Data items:

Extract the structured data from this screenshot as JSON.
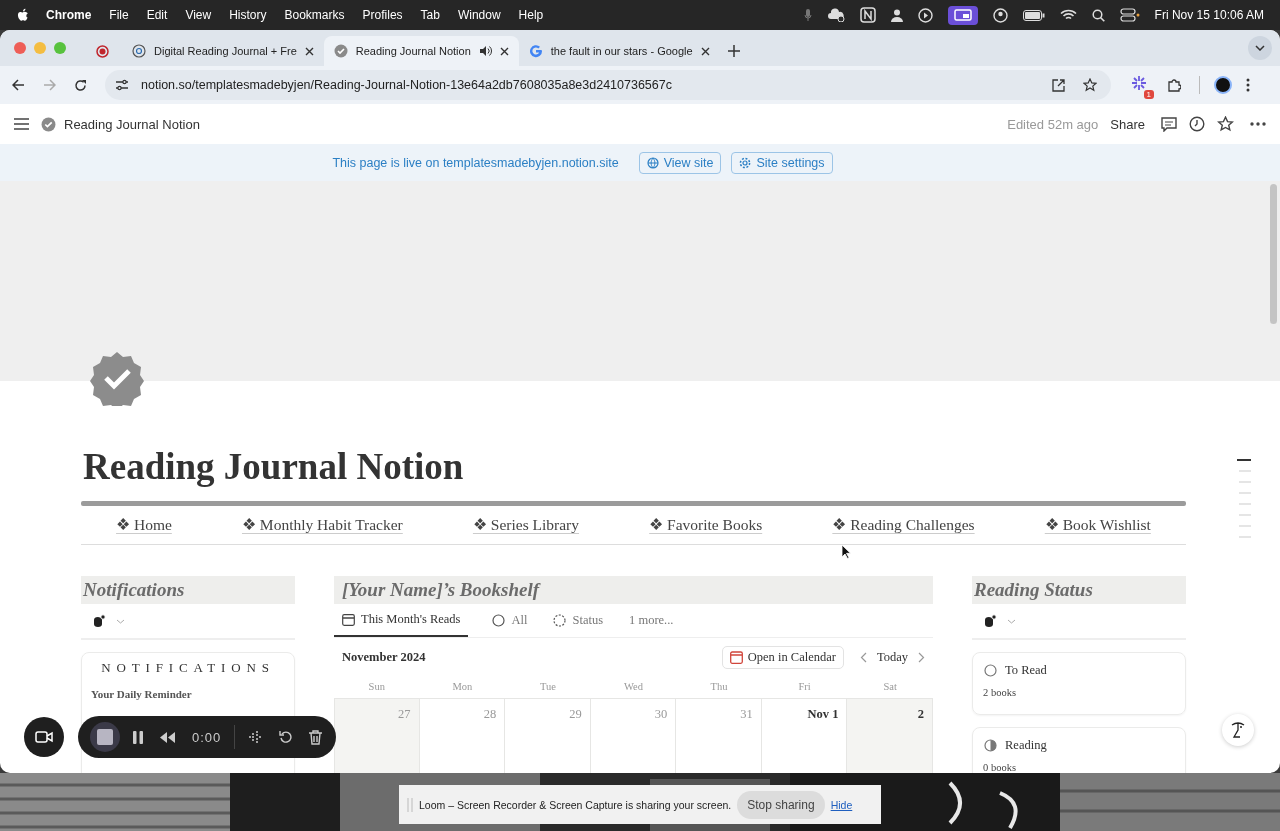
{
  "menubar": {
    "app": "Chrome",
    "menus": [
      "File",
      "Edit",
      "View",
      "History",
      "Bookmarks",
      "Profiles",
      "Tab",
      "Window",
      "Help"
    ],
    "clock": "Fri Nov 15  10:06 AM"
  },
  "tabs": [
    {
      "kind": "recording",
      "selected": false,
      "audio": false
    },
    {
      "title": "Digital Reading Journal + Fre",
      "kind": "site",
      "selected": false,
      "audio": false
    },
    {
      "title": "Reading Journal Notion",
      "kind": "notion",
      "selected": true,
      "audio": true
    },
    {
      "title": "the fault in our stars - Google",
      "kind": "google",
      "selected": false,
      "audio": false
    }
  ],
  "address_bar": {
    "url": "notion.so/templatesmadebyjen/Reading-Journal-Notion-13e64a2db7608035a8e3d2410736567c",
    "extension_badge": "1"
  },
  "notion_topbar": {
    "breadcrumb": "Reading Journal Notion",
    "edited": "Edited 52m ago",
    "share": "Share"
  },
  "banner": {
    "text": "This page is live on templatesmadebyjen.notion.site",
    "buttons": [
      {
        "label": "View site",
        "kind": "globe"
      },
      {
        "label": "Site settings",
        "kind": "gear"
      }
    ]
  },
  "page": {
    "title": "Reading Journal Notion",
    "nav": [
      "❖ Home",
      "❖ Monthly Habit Tracker",
      "❖ Series Library",
      "❖ Favorite Books",
      "❖ Reading Challenges",
      "❖ Book Wishlist"
    ]
  },
  "notifications": {
    "heading": "Notifications",
    "card_title": "NOTIFICATIONS",
    "reminder": "Your Daily Reminder"
  },
  "bookshelf": {
    "heading": "[Your Name]’s Bookshelf",
    "views": [
      {
        "label": "This Month's Reads",
        "kind": "calendar",
        "selected": true
      },
      {
        "label": "All",
        "kind": "circle",
        "selected": false
      },
      {
        "label": "Status",
        "kind": "dashed",
        "selected": false
      }
    ],
    "more": "1 more...",
    "month": "November 2024",
    "open_calendar": "Open in Calendar",
    "today": "Today",
    "weekdays": [
      "Sun",
      "Mon",
      "Tue",
      "Wed",
      "Thu",
      "Fri",
      "Sat"
    ],
    "days": [
      {
        "label": "27",
        "in_month": false
      },
      {
        "label": "28",
        "in_month": false
      },
      {
        "label": "29",
        "in_month": false
      },
      {
        "label": "30",
        "in_month": false
      },
      {
        "label": "31",
        "in_month": false
      },
      {
        "label": "Nov 1",
        "in_month": true
      },
      {
        "label": "2",
        "in_month": true
      }
    ]
  },
  "reading_status": {
    "heading": "Reading Status",
    "cards": [
      {
        "name": "To Read",
        "count": "2 books",
        "kind": "empty"
      },
      {
        "name": "Reading",
        "count": "0 books",
        "kind": "half"
      }
    ]
  },
  "loom_recorder": {
    "time": "0:00"
  },
  "loom_share_bar": {
    "text": "Loom – Screen Recorder & Screen Capture is sharing your screen.",
    "stop": "Stop sharing",
    "hide": "Hide"
  }
}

Exercise — Leave the images out, please, and restate each line word for word.

Task result —
Extract the structured data from this screenshot as JSON.
{
  "menubar": {
    "app": "Chrome",
    "menus": [
      "File",
      "Edit",
      "View",
      "History",
      "Bookmarks",
      "Profiles",
      "Tab",
      "Window",
      "Help"
    ],
    "clock": "Fri Nov 15  10:06 AM"
  },
  "tabs": [
    {
      "kind": "recording",
      "selected": false,
      "audio": false
    },
    {
      "title": "Digital Reading Journal + Fre",
      "kind": "site",
      "selected": false,
      "audio": false
    },
    {
      "title": "Reading Journal Notion",
      "kind": "notion",
      "selected": true,
      "audio": true
    },
    {
      "title": "the fault in our stars - Google",
      "kind": "google",
      "selected": false,
      "audio": false
    }
  ],
  "address_bar": {
    "url": "notion.so/templatesmadebyjen/Reading-Journal-Notion-13e64a2db7608035a8e3d2410736567c",
    "extension_badge": "1"
  },
  "notion_topbar": {
    "breadcrumb": "Reading Journal Notion",
    "edited": "Edited 52m ago",
    "share": "Share"
  },
  "banner": {
    "text": "This page is live on templatesmadebyjen.notion.site",
    "buttons": [
      {
        "label": "View site",
        "kind": "globe"
      },
      {
        "label": "Site settings",
        "kind": "gear"
      }
    ]
  },
  "page": {
    "title": "Reading Journal Notion",
    "nav": [
      "❖ Home",
      "❖ Monthly Habit Tracker",
      "❖ Series Library",
      "❖ Favorite Books",
      "❖ Reading Challenges",
      "❖ Book Wishlist"
    ]
  },
  "notifications": {
    "heading": "Notifications",
    "card_title": "NOTIFICATIONS",
    "reminder": "Your Daily Reminder"
  },
  "bookshelf": {
    "heading": "[Your Name]’s Bookshelf",
    "views": [
      {
        "label": "This Month's Reads",
        "kind": "calendar",
        "selected": true
      },
      {
        "label": "All",
        "kind": "circle",
        "selected": false
      },
      {
        "label": "Status",
        "kind": "dashed",
        "selected": false
      }
    ],
    "more": "1 more...",
    "month": "November 2024",
    "open_calendar": "Open in Calendar",
    "today": "Today",
    "weekdays": [
      "Sun",
      "Mon",
      "Tue",
      "Wed",
      "Thu",
      "Fri",
      "Sat"
    ],
    "days": [
      {
        "label": "27",
        "in_month": false
      },
      {
        "label": "28",
        "in_month": false
      },
      {
        "label": "29",
        "in_month": false
      },
      {
        "label": "30",
        "in_month": false
      },
      {
        "label": "31",
        "in_month": false
      },
      {
        "label": "Nov 1",
        "in_month": true
      },
      {
        "label": "2",
        "in_month": true
      }
    ]
  },
  "reading_status": {
    "heading": "Reading Status",
    "cards": [
      {
        "name": "To Read",
        "count": "2 books",
        "kind": "empty"
      },
      {
        "name": "Reading",
        "count": "0 books",
        "kind": "half"
      }
    ]
  },
  "loom_recorder": {
    "time": "0:00"
  },
  "loom_share_bar": {
    "text": "Loom – Screen Recorder & Screen Capture is sharing your screen.",
    "stop": "Stop sharing",
    "hide": "Hide"
  }
}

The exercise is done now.